Reproduce the records from the line with "northeast-creek xyxy=(436,50,466,76)" up to and including the line with "upper-red-core xyxy=(316,128,356,186)", substituting "stream" for "river" and leaving the rest of those lines as they are.
::::::
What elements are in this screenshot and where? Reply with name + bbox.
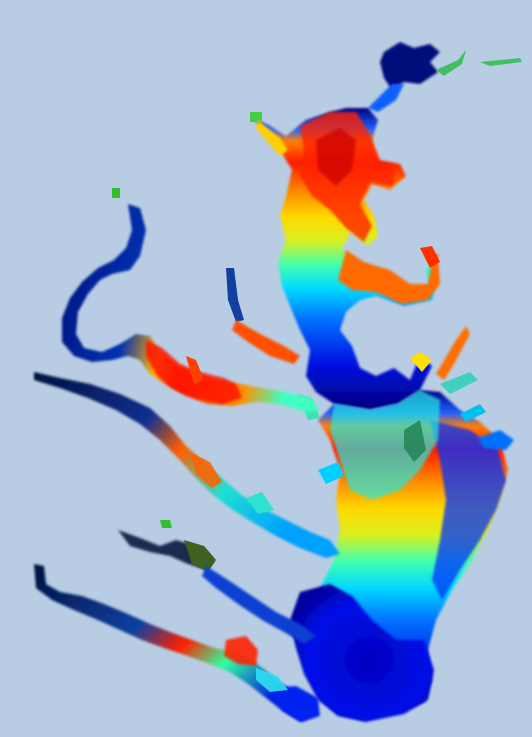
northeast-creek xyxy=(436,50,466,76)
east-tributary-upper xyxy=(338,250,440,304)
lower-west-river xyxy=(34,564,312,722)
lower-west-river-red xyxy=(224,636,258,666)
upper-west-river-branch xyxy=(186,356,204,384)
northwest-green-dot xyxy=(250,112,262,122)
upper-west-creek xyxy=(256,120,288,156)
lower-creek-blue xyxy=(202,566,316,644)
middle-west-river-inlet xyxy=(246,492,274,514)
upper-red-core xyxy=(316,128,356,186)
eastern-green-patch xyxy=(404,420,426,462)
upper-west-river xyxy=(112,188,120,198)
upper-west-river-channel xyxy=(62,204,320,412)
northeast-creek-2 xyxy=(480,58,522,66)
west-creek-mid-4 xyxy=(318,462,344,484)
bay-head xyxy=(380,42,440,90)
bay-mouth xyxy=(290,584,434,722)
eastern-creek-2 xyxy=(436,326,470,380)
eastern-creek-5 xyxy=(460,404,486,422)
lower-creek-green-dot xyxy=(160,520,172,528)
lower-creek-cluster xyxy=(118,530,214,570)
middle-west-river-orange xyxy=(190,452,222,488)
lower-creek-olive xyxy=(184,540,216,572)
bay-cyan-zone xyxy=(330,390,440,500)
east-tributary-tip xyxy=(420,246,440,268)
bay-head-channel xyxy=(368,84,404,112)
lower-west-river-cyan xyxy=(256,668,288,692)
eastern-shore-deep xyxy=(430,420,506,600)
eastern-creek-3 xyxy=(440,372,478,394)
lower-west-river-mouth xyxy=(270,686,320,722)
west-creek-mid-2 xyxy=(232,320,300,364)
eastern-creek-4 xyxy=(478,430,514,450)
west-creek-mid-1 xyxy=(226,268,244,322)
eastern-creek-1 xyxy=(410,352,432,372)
::::::
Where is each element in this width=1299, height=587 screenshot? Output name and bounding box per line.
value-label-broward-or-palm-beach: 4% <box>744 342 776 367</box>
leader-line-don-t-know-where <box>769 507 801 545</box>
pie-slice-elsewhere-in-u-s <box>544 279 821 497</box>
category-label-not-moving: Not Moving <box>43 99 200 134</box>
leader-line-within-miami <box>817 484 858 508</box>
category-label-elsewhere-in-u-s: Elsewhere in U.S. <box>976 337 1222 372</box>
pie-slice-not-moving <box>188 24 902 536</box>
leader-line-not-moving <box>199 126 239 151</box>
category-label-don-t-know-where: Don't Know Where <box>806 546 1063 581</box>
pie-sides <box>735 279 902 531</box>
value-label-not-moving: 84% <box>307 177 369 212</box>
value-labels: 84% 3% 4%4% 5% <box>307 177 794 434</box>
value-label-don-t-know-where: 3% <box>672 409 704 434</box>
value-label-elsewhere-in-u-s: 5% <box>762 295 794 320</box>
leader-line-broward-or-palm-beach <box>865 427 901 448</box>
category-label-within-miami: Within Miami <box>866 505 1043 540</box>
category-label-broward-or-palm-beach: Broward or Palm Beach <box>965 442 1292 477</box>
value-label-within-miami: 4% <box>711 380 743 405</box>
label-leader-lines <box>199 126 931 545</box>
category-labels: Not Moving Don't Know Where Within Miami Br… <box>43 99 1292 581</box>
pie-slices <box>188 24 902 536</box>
::::::
Solution for this task
northeast-creek xyxy=(436,50,466,76)
east-tributary-upper xyxy=(338,250,440,304)
lower-west-stream xyxy=(34,564,312,722)
lower-west-stream-red xyxy=(224,636,258,666)
upper-west-stream-branch xyxy=(186,356,204,384)
northwest-green-dot xyxy=(250,112,262,122)
upper-west-creek xyxy=(256,120,288,156)
lower-creek-blue xyxy=(202,566,316,644)
middle-west-stream-inlet xyxy=(246,492,274,514)
upper-red-core xyxy=(316,128,356,186)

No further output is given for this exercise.